> **DIRECTION**: Which lines in the records below contain the word "Ctrl"? Copy each one out.

> **RECORDS SUPPLIED**:
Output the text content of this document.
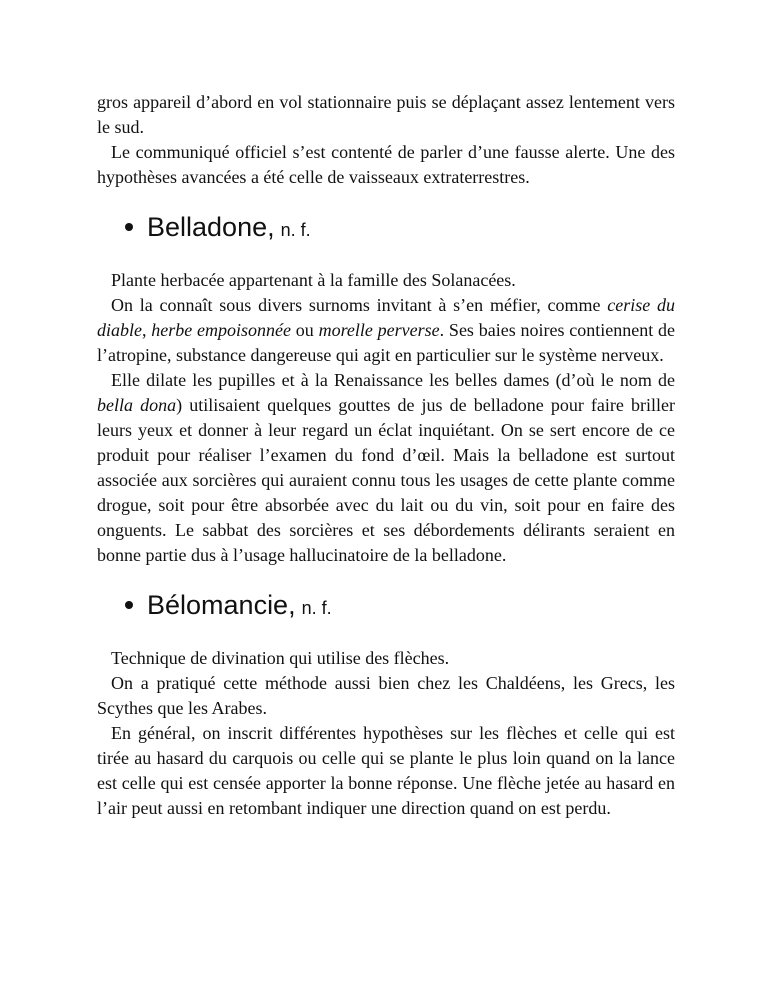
gros appareil d’abord en vol stationnaire puis se déplaçant assez lentement vers le sud.

Le communiqué officiel s’est contenté de parler d’une fausse alerte. Une des hypothèses avancées a été celle de vaisseaux extraterrestres.

Belladone, n. f.

Plante herbacée appartenant à la famille des Solanacées.

On la connaît sous divers surnoms invitant à s’en méfier, comme cerise du diable, herbe empoisonnée ou morelle perverse. Ses baies noires contiennent de l’atropine, substance dangereuse qui agit en particulier sur le système nerveux.

Elle dilate les pupilles et à la Renaissance les belles dames (d’où le nom de bella dona) utilisaient quelques gouttes de jus de belladone pour faire briller leurs yeux et donner à leur regard un éclat inquiétant. On se sert encore de ce produit pour réaliser l’examen du fond d’œil. Mais la belladone est surtout associée aux sorcières qui auraient connu tous les usages de cette plante comme drogue, soit pour être absorbée avec du lait ou du vin, soit pour en faire des onguents. Le sabbat des sorcières et ses débordements délirants seraient en bonne partie dus à l’usage hallucinatoire de la belladone.

Bélomancie, n. f.

Technique de divination qui utilise des flèches.

On a pratiqué cette méthode aussi bien chez les Chaldéens, les Grecs, les Scythes que les Arabes.

En général, on inscrit différentes hypothèses sur les flèches et celle qui est tirée au hasard du carquois ou celle qui se plante le plus loin quand on la lance est celle qui est censée apporter la bonne réponse. Une flèche jetée au hasard en l’air peut aussi en retombant indiquer une direction quand on est perdu.
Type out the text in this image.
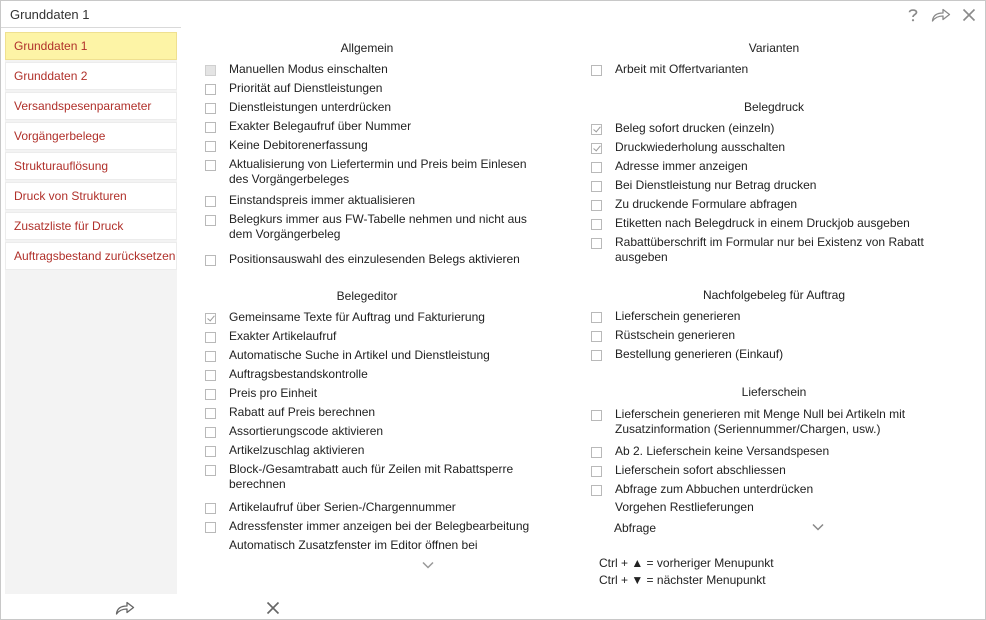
Grunddaten 1
Grunddaten 1
Grunddaten 2
Versandspesenparameter
Vorgängerbelege
Strukturauflösung
Druck von Strukturen
Zusatzliste für Druck
Auftragsbestand zurücksetzen
Automatisch Zusatzfenster im Editor öffnen bei
Vorgehen Restlieferungen
Abfrage
Ctrl + ▲ = vorheriger Menupunkt
Ctrl + ▼ = nächster Menupunkt
Allgemein
Manuellen Modus einschalten
Priorität auf Dienstleistungen
Dienstleistungen unterdrücken
Exakter Belegaufruf über Nummer
Keine Debitorenerfassung
Aktualisierung von Liefertermin und Preis beim Einlesen
des Vorgängerbeleges
Einstandspreis immer aktualisieren
Belegkurs immer aus FW-Tabelle nehmen und nicht aus
dem Vorgängerbeleg
Positionsauswahl des einzulesenden Belegs aktivieren
Belegeditor
Gemeinsame Texte für Auftrag und Fakturierung
Exakter Artikelaufruf
Automatische Suche in Artikel und Dienstleistung
Auftragsbestandskontrolle
Preis pro Einheit
Rabatt auf Preis berechnen
Assortierungscode aktivieren
Artikelzuschlag aktivieren
Block-/Gesamtrabatt auch für Zeilen mit Rabattsperre
berechnen
Artikelaufruf über Serien-/Chargennummer
Adressfenster immer anzeigen bei der Belegbearbeitung
Varianten
Arbeit mit Offertvarianten
Belegdruck
Beleg sofort drucken (einzeln)
Druckwiederholung ausschalten
Adresse immer anzeigen
Bei Dienstleistung nur Betrag drucken
Zu druckende Formulare abfragen
Etiketten nach Belegdruck in einem Druckjob ausgeben
Rabattüberschrift im Formular nur bei Existenz von Rabatt
ausgeben
Nachfolgebeleg für Auftrag
Lieferschein generieren
Rüstschein generieren
Bestellung generieren (Einkauf)
Lieferschein
Lieferschein generieren mit Menge Null bei Artikeln mit
Zusatzinformation (Seriennummer/Chargen, usw.)
Ab 2. Lieferschein keine Versandspesen
Lieferschein sofort abschliessen
Abfrage zum Abbuchen unterdrücken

> **RESPONSE TO THE EXERCISE**:
Ctrl + ▲ = vorheriger Menupunkt
Ctrl + ▼ = nächster Menupunkt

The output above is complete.